- _The problem_
In the excerpt below, how did Casey pay for the brand new car?
begin Excerpt to read
Both of them have been trading for about a year. If someone persuaded them to take an IQ test, their results would be within a point of each other. They had a similar education, got about the same grades at school, and graduated with equivalent qualifications.
A day after reading the trading book, both of our heroes take to the market. They apply the strategy they have just acquired to the best of their ability.
They’re trading the same contract, on the same days. They’re looking for the same entry and exit signals, which means they should be buying and selling at the same times.
Ashley and Casey are clients of the same broker. They use the same software, running on identical computers, with internet connections that — by incredible coincidence — provide exactly the same speed and latency. Their charting software is the same, their orders are routed the same way, and they both experience identical slippage. Neither of them have any distractions in their trading environment, they’re both in good health, and they both sleep well every night.
After a week of following the new strategy, they arrange to meet up to compare their results.
Ashley arrives early and downs a couple of drinks before Casey arrives.
Casey eventually turns up in a brand new car. Sorry I’m late,
Casey says. Had to pick this baby up from the dealership. What do you think? Pretty cool, huh?
Ashley is stunned. How could you afford that?
With the money I made on the markets this week,
replies Casey. Best week ever! That new strategy is killer, don’t you think?
Ashley isn’t sure if Casey is being serious. Are you having a laugh? That strategy was a pile of tosh. I lost money every single day!
Casey pulls out a broker statement and proves that great sums of money have indeed flowed inwards.
Thoroughly depressed, Ashley returns to the bar and orders something stronger.
Casey pays.
Okay, you get the idea. You might even have been there yourself. I know I have. It might be a book, or a new thread on a trading forum, a blogpost from someone I respect, or a video shared somewhere. The medium doesn’t matter, it’s the message.
A new strategy. A great idea. A surefire way to beat the market!
end Excerpt to read
begin Source data
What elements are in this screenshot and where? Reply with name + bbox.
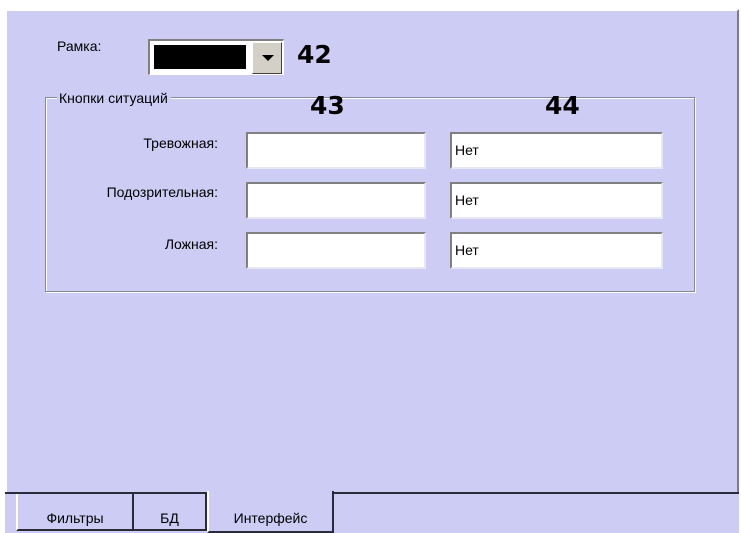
end Source data
- _Answer for the task_
With the money Casey made on the markets that week.